* _JOBS_:
1/ In the ping scripts page, reproduce the passage starting at "Ping Scripts" and ending at "helped people out.", swapping "servers" for "hosts".
2/ Summarize the ping scripts page in two sentences.
3/ Answer these questions from the ping scripts page:
(a) In what year was the page written?
(b) What does the ping tool send to check whether a host is alive?
(c) Is user-land reached when a remote host handles a ping?

* _QUOTED PASSAGE_:
Ping Scripts

This website demonstrates simple scripts that monitor servers by pinging them. They are designed to illustrate different strategies for monitoring, and can be used as a starting point for many situations.

Note: This page was written in 2003 and is no longer maintained (moved to the Crypt). I'll keep it online as I've had emails over the years to say it has helped people out.

Contents

Monitoring

check What we can check
present How to present it
os Operating Systems

Screenshots and Downloads

strategy1 Command Line Interface (CLI)
strategy2 Website Report
strategy3 CGI Report
strategy4 Multi daemon

Monitoring

Check

The action that checks the service. The check may be to:

ping the server
connect to a port
simulate an end-user event
monitor performance

The most basic test is to use the ping tool to check if a host is alive. It sends ICMP echo requests and listens for ICMP echo responses. This lets you know that the host address has resolved (if a DNS name was used), and a host with that address has responded. What happens in detail on the remote host is this:

The host's kernel has been interrupted by a network device, pulled up a packet, which is then processed up the kernel's network stack to the ICMP routines, and then an ICMP echo response is immediately returned. The pull-up and response may be queued by the low level network stack subsystem (eg, soft ring buffers). User-land - where application processes execute - isn't reached at all. And depending on the OS, only a small portion of the kernel (lower level network, IP and ICMP) is involved.

* _DATA_:
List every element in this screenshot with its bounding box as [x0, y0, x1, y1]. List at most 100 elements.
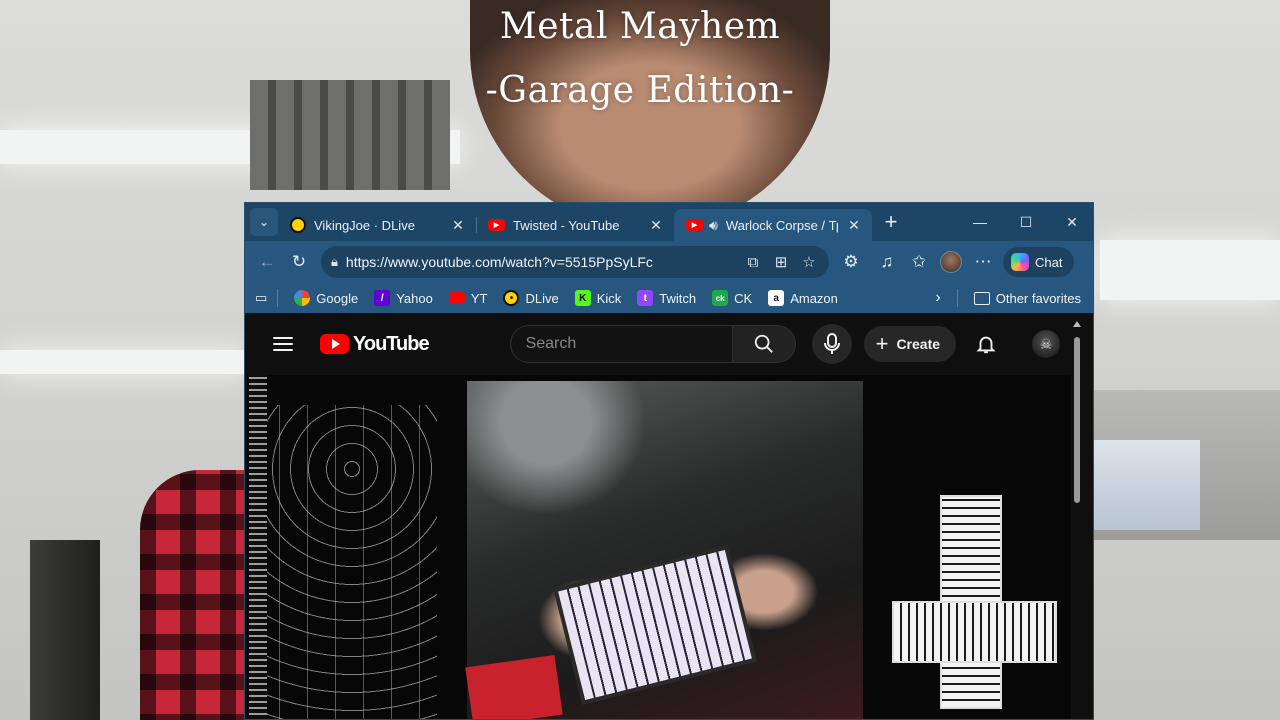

* _SOLUTIONS BELOW_:
1/
Ping Scripts

This website demonstrates simple scripts that monitor hosts by pinging them. They are designed to illustrate different strategies for monitoring, and can be used as a starting point for many situations.

Note: This page was written in 2003 and is no longer maintained (moved to the Crypt). I'll keep it online as I've had emails over the years to say it has helped people out.

2/ The page, written in 2003 and no longer maintained, demonstrates simple scripts that monitor servers by pinging them, and it lists checks such as pinging the server, connecting to a port, simulating an end-user event and monitoring performance. The basic ping test sends ICMP echo requests and listens for responses, and the remote host's kernel answers without user-land being reached.

3/
(a) 2003
(b) ICMP echo requests
(c) No, user-land isn't reached at all.